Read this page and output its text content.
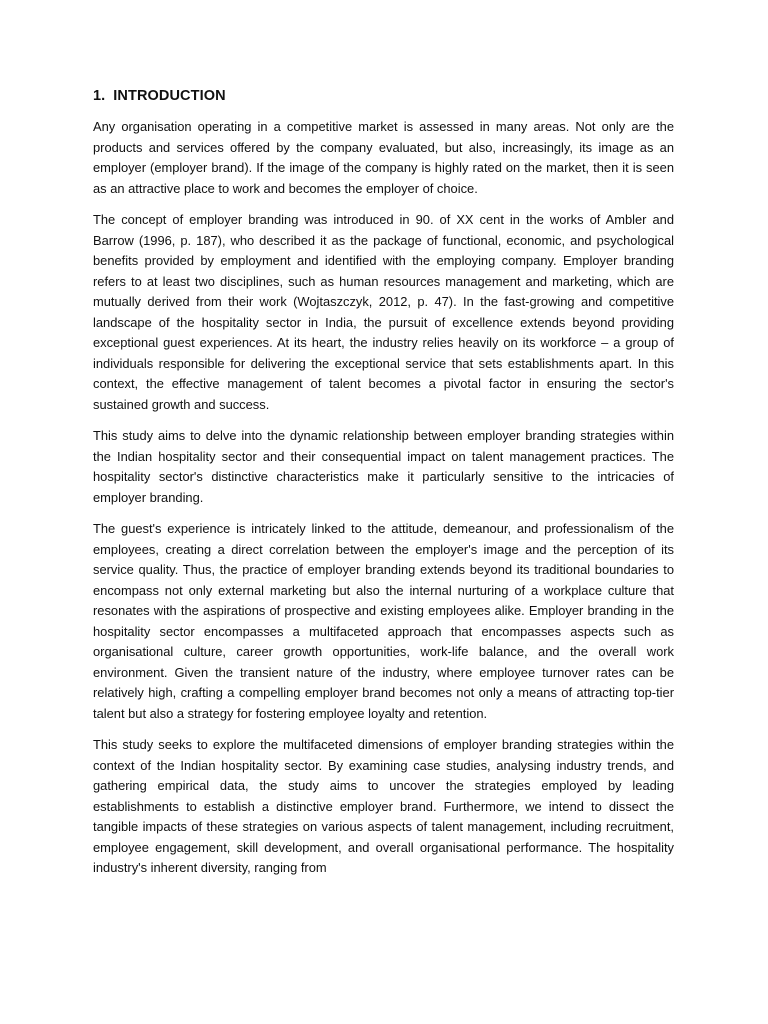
1. INTRODUCTION

Any organisation operating in a competitive market is assessed in many areas. Not only are the products and services offered by the company evaluated, but also, increasingly, its image as an employer (employer brand). If the image of the company is highly rated on the market, then it is seen as an attractive place to work and becomes the employer of choice.

The concept of employer branding was introduced in 90. of XX cent in the works of Ambler and Barrow (1996, p. 187), who described it as the package of functional, economic, and psychological benefits provided by employment and identified with the employing company. Employer branding refers to at least two disciplines, such as human resources management and marketing, which are mutually derived from their work (Wojtaszczyk, 2012, p. 47). In the fast-growing and competitive landscape of the hospitality sector in India, the pursuit of excellence extends beyond providing exceptional guest experiences. At its heart, the industry relies heavily on its workforce – a group of individuals responsible for delivering the exceptional service that sets establishments apart. In this context, the effective management of talent becomes a pivotal factor in ensuring the sector's sustained growth and success.

This study aims to delve into the dynamic relationship between employer branding strategies within the Indian hospitality sector and their consequential impact on talent management practices. The hospitality sector's distinctive characteristics make it particularly sensitive to the intricacies of employer branding.

The guest's experience is intricately linked to the attitude, demeanour, and professionalism of the employees, creating a direct correlation between the employer's image and the perception of its service quality. Thus, the practice of employer branding extends beyond its traditional boundaries to encompass not only external marketing but also the internal nurturing of a workplace culture that resonates with the aspirations of prospective and existing employees alike. Employer branding in the hospitality sector encompasses a multifaceted approach that encompasses aspects such as organisational culture, career growth opportunities, work-life balance, and the overall work environment. Given the transient nature of the industry, where employee turnover rates can be relatively high, crafting a compelling employer brand becomes not only a means of attracting top-tier talent but also a strategy for fostering employee loyalty and retention.

This study seeks to explore the multifaceted dimensions of employer branding strategies within the context of the Indian hospitality sector. By examining case studies, analysing industry trends, and gathering empirical data, the study aims to uncover the strategies employed by leading establishments to establish a distinctive employer brand. Furthermore, we intend to dissect the tangible impacts of these strategies on various aspects of talent management, including recruitment, employee engagement, skill development, and overall organisational performance. The hospitality industry's inherent diversity, ranging from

-- -- --

● Short task
Reproduce all entries exactly. Pictures do not belong in the copy.

● Expected answer
Read this page and output its text content.
1. INTRODUCTION

Any organisation operating in a competitive market is assessed in many areas. Not only are the products and services offered by the company evaluated, but also, increasingly, its image as an employer (employer brand). If the image of the company is highly rated on the market, then it is seen as an attractive place to work and becomes the employer of choice.

The concept of employer branding was introduced in 90. of XX cent in the works of Ambler and Barrow (1996, p. 187), who described it as the package of functional, economic, and psychological benefits provided by employment and identified with the employing company. Employer branding refers to at least two disciplines, such as human resources management and marketing, which are mutually derived from their work (Wojtaszczyk, 2012, p. 47). In the fast-growing and competitive landscape of the hospitality sector in India, the pursuit of excellence extends beyond providing exceptional guest experiences. At its heart, the industry relies heavily on its workforce – a group of individuals responsible for delivering the exceptional service that sets establishments apart. In this context, the effective management of talent becomes a pivotal factor in ensuring the sector's sustained growth and success.

This study aims to delve into the dynamic relationship between employer branding strategies within the Indian hospitality sector and their consequential impact on talent management practices. The hospitality sector's distinctive characteristics make it particularly sensitive to the intricacies of employer branding.

The guest's experience is intricately linked to the attitude, demeanour, and professionalism of the employees, creating a direct correlation between the employer's image and the perception of its service quality. Thus, the practice of employer branding extends beyond its traditional boundaries to encompass not only external marketing but also the internal nurturing of a workplace culture that resonates with the aspirations of prospective and existing employees alike. Employer branding in the hospitality sector encompasses a multifaceted approach that encompasses aspects such as organisational culture, career growth opportunities, work-life balance, and the overall work environment. Given the transient nature of the industry, where employee turnover rates can be relatively high, crafting a compelling employer brand becomes not only a means of attracting top-tier talent but also a strategy for fostering employee loyalty and retention.

This study seeks to explore the multifaceted dimensions of employer branding strategies within the context of the Indian hospitality sector. By examining case studies, analysing industry trends, and gathering empirical data, the study aims to uncover the strategies employed by leading establishments to establish a distinctive employer brand. Furthermore, we intend to dissect the tangible impacts of these strategies on various aspects of talent management, including recruitment, employee engagement, skill development, and overall organisational performance. The hospitality industry's inherent diversity, ranging from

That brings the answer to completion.